▶ [TASK DATA]:
★ ★ ★ ★ ★ ★ ★

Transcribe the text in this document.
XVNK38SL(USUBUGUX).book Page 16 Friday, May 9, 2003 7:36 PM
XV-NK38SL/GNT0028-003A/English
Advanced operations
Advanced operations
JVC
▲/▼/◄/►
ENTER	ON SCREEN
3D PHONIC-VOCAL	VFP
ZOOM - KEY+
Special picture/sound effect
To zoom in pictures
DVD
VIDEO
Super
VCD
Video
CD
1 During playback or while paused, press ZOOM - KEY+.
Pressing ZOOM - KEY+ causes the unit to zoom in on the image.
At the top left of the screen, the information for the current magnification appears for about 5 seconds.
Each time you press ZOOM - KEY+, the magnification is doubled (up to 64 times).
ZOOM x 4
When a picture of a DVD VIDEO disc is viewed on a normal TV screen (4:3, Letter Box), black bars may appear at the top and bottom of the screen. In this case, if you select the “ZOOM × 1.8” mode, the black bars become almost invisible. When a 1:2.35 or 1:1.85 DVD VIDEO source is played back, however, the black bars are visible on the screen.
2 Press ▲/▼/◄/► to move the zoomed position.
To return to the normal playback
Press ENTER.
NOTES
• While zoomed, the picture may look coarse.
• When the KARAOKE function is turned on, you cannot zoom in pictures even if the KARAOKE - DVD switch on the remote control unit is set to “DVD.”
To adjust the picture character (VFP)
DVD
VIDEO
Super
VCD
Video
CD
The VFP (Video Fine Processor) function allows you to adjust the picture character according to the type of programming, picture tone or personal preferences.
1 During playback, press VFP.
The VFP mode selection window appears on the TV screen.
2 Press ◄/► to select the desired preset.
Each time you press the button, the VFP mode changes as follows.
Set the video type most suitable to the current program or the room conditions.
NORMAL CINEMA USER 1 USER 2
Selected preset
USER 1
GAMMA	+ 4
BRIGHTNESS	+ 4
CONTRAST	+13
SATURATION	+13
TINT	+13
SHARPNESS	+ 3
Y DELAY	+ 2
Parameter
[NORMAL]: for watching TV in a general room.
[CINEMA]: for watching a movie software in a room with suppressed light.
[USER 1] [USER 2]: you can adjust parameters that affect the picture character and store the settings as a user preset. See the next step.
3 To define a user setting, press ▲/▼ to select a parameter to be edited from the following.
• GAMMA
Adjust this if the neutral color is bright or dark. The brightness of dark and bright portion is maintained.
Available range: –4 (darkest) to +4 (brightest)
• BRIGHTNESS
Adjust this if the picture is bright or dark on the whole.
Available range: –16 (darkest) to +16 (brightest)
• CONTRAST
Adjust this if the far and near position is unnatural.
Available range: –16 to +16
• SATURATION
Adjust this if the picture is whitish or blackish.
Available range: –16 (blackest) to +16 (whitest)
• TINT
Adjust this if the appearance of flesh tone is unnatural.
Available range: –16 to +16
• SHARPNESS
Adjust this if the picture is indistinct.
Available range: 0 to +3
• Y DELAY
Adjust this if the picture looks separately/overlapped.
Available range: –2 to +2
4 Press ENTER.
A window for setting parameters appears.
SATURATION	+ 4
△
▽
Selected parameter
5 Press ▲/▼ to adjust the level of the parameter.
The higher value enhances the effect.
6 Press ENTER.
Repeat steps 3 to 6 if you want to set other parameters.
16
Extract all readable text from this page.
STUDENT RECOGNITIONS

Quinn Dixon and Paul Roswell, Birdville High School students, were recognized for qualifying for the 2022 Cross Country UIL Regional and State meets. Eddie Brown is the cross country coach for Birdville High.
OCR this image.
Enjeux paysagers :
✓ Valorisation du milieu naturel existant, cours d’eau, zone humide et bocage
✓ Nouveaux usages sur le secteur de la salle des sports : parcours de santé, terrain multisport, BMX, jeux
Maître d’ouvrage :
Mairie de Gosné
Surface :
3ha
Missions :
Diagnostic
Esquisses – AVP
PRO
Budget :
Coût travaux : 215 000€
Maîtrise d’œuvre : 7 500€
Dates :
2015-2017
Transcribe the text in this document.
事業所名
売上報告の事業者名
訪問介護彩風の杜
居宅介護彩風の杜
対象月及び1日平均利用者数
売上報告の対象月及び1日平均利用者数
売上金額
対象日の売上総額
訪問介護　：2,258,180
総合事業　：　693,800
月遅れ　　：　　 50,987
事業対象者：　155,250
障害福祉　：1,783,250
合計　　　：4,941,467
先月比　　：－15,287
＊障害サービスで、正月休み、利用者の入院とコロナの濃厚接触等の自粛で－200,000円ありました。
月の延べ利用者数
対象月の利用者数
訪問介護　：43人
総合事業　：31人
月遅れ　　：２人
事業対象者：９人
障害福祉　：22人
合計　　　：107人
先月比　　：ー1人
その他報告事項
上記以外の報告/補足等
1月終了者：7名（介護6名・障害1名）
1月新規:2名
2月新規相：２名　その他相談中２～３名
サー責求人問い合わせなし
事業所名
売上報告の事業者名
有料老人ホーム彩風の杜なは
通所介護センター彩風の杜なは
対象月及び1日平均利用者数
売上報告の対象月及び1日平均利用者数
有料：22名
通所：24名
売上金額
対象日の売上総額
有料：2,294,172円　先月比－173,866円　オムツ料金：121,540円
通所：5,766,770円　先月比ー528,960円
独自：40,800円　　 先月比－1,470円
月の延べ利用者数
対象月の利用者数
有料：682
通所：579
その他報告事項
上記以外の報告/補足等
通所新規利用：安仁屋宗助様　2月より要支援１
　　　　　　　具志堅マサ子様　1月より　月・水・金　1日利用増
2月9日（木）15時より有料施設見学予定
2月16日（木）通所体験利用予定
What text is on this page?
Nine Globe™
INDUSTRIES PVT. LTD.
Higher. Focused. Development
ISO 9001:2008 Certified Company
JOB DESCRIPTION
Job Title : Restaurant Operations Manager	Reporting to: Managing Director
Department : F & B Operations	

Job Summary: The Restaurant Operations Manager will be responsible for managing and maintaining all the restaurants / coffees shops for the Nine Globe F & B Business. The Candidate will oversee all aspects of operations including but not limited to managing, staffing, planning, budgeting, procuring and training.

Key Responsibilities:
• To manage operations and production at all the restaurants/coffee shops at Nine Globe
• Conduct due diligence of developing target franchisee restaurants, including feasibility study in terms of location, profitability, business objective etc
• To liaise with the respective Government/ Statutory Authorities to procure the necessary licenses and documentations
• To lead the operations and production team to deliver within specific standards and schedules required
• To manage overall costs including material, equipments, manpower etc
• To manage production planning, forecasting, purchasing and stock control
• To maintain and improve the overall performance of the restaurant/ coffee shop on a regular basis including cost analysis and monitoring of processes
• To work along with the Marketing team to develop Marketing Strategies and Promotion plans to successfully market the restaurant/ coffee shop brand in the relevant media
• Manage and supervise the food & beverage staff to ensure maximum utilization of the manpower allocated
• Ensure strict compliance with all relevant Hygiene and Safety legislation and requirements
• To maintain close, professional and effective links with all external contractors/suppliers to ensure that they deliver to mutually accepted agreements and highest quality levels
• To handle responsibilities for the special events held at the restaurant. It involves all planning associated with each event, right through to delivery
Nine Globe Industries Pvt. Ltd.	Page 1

★ ★ ★ ★ ★ ★ ★

▶ [TASK DESCRIPTION]: Extract all the material, leaving every line as it is.

▶ [RESULT OF THE TASK]:
Transcribe the text in this document.
XVNK38SL(USUBUGUX).book Page 16 Friday, May 9, 2003 7:36 PM
XV-NK38SL/GNT0028-003A/English
Advanced operations
Advanced operations
JVC
▲/▼/◄/►
ENTER	ON SCREEN
3D PHONIC-VOCAL	VFP
ZOOM - KEY+
Special picture/sound effect
To zoom in pictures
DVD
VIDEO
Super
VCD
Video
CD
1 During playback or while paused, press ZOOM - KEY+.
Pressing ZOOM - KEY+ causes the unit to zoom in on the image.
At the top left of the screen, the information for the current magnification appears for about 5 seconds.
Each time you press ZOOM - KEY+, the magnification is doubled (up to 64 times).
ZOOM x 4
When a picture of a DVD VIDEO disc is viewed on a normal TV screen (4:3, Letter Box), black bars may appear at the top and bottom of the screen. In this case, if you select the “ZOOM × 1.8” mode, the black bars become almost invisible. When a 1:2.35 or 1:1.85 DVD VIDEO source is played back, however, the black bars are visible on the screen.
2 Press ▲/▼/◄/► to move the zoomed position.
To return to the normal playback
Press ENTER.
NOTES
• While zoomed, the picture may look coarse.
• When the KARAOKE function is turned on, you cannot zoom in pictures even if the KARAOKE - DVD switch on the remote control unit is set to “DVD.”
To adjust the picture character (VFP)
DVD
VIDEO
Super
VCD
Video
CD
The VFP (Video Fine Processor) function allows you to adjust the picture character according to the type of programming, picture tone or personal preferences.
1 During playback, press VFP.
The VFP mode selection window appears on the TV screen.
2 Press ◄/► to select the desired preset.
Each time you press the button, the VFP mode changes as follows.
Set the video type most suitable to the current program or the room conditions.
NORMAL CINEMA USER 1 USER 2
Selected preset
USER 1
GAMMA	+ 4
BRIGHTNESS	+ 4
CONTRAST	+13
SATURATION	+13
TINT	+13
SHARPNESS	+ 3
Y DELAY	+ 2
Parameter
[NORMAL]: for watching TV in a general room.
[CINEMA]: for watching a movie software in a room with suppressed light.
[USER 1] [USER 2]: you can adjust parameters that affect the picture character and store the settings as a user preset. See the next step.
3 To define a user setting, press ▲/▼ to select a parameter to be edited from the following.
• GAMMA
Adjust this if the neutral color is bright or dark. The brightness of dark and bright portion is maintained.
Available range: –4 (darkest) to +4 (brightest)
• BRIGHTNESS
Adjust this if the picture is bright or dark on the whole.
Available range: –16 (darkest) to +16 (brightest)
• CONTRAST
Adjust this if the far and near position is unnatural.
Available range: –16 to +16
• SATURATION
Adjust this if the picture is whitish or blackish.
Available range: –16 (blackest) to +16 (whitest)
• TINT
Adjust this if the appearance of flesh tone is unnatural.
Available range: –16 to +16
• SHARPNESS
Adjust this if the picture is indistinct.
Available range: 0 to +3
• Y DELAY
Adjust this if the picture looks separately/overlapped.
Available range: –2 to +2
4 Press ENTER.
A window for setting parameters appears.
SATURATION	+ 4
△
▽
Selected parameter
5 Press ▲/▼ to adjust the level of the parameter.
The higher value enhances the effect.
6 Press ENTER.
Repeat steps 3 to 6 if you want to set other parameters.
16
Extract all readable text from this page.
STUDENT RECOGNITIONS

Quinn Dixon and Paul Roswell, Birdville High School students, were recognized for qualifying for the 2022 Cross Country UIL Regional and State meets. Eddie Brown is the cross country coach for Birdville High.
OCR this image.
Enjeux paysagers :
✓ Valorisation du milieu naturel existant, cours d’eau, zone humide et bocage
✓ Nouveaux usages sur le secteur de la salle des sports : parcours de santé, terrain multisport, BMX, jeux
Maître d’ouvrage :
Mairie de Gosné
Surface :
3ha
Missions :
Diagnostic
Esquisses – AVP
PRO
Budget :
Coût travaux : 215 000€
Maîtrise d’œuvre : 7 500€
Dates :
2015-2017
Transcribe the text in this document.
事業所名
売上報告の事業者名
訪問介護彩風の杜
居宅介護彩風の杜
対象月及び1日平均利用者数
売上報告の対象月及び1日平均利用者数
売上金額
対象日の売上総額
訪問介護　：2,258,180
総合事業　：　693,800
月遅れ　　：　　 50,987
事業対象者：　155,250
障害福祉　：1,783,250
合計　　　：4,941,467
先月比　　：－15,287
＊障害サービスで、正月休み、利用者の入院とコロナの濃厚接触等の自粛で－200,000円ありました。
月の延べ利用者数
対象月の利用者数
訪問介護　：43人
総合事業　：31人
月遅れ　　：２人
事業対象者：９人
障害福祉　：22人
合計　　　：107人
先月比　　：ー1人
その他報告事項
上記以外の報告/補足等
1月終了者：7名（介護6名・障害1名）
1月新規:2名
2月新規相：２名　その他相談中２～３名
サー責求人問い合わせなし
事業所名
売上報告の事業者名
有料老人ホーム彩風の杜なは
通所介護センター彩風の杜なは
対象月及び1日平均利用者数
売上報告の対象月及び1日平均利用者数
有料：22名
通所：24名
売上金額
対象日の売上総額
有料：2,294,172円　先月比－173,866円　オムツ料金：121,540円
通所：5,766,770円　先月比ー528,960円
独自：40,800円　　 先月比－1,470円
月の延べ利用者数
対象月の利用者数
有料：682
通所：579
その他報告事項
上記以外の報告/補足等
通所新規利用：安仁屋宗助様　2月より要支援１
　　　　　　　具志堅マサ子様　1月より　月・水・金　1日利用増
2月9日（木）15時より有料施設見学予定
2月16日（木）通所体験利用予定
What text is on this page?
Nine Globe™
INDUSTRIES PVT. LTD.
Higher. Focused. Development
ISO 9001:2008 Certified Company
JOB DESCRIPTION
Job Title : Restaurant Operations Manager	Reporting to: Managing Director
Department : F & B Operations	

Job Summary: The Restaurant Operations Manager will be responsible for managing and maintaining all the restaurants / coffees shops for the Nine Globe F & B Business. The Candidate will oversee all aspects of operations including but not limited to managing, staffing, planning, budgeting, procuring and training.

Key Responsibilities:
• To manage operations and production at all the restaurants/coffee shops at Nine Globe
• Conduct due diligence of developing target franchisee restaurants, including feasibility study in terms of location, profitability, business objective etc
• To liaise with the respective Government/ Statutory Authorities to procure the necessary licenses and documentations
• To lead the operations and production team to deliver within specific standards and schedules required
• To manage overall costs including material, equipments, manpower etc
• To manage production planning, forecasting, purchasing and stock control
• To maintain and improve the overall performance of the restaurant/ coffee shop on a regular basis including cost analysis and monitoring of processes
• To work along with the Marketing team to develop Marketing Strategies and Promotion plans to successfully market the restaurant/ coffee shop brand in the relevant media
• Manage and supervise the food & beverage staff to ensure maximum utilization of the manpower allocated
• Ensure strict compliance with all relevant Hygiene and Safety legislation and requirements
• To maintain close, professional and effective links with all external contractors/suppliers to ensure that they deliver to mutually accepted agreements and highest quality levels
• To handle responsibilities for the special events held at the restaurant. It involves all planning associated with each event, right through to delivery
Nine Globe Industries Pvt. Ltd.	Page 1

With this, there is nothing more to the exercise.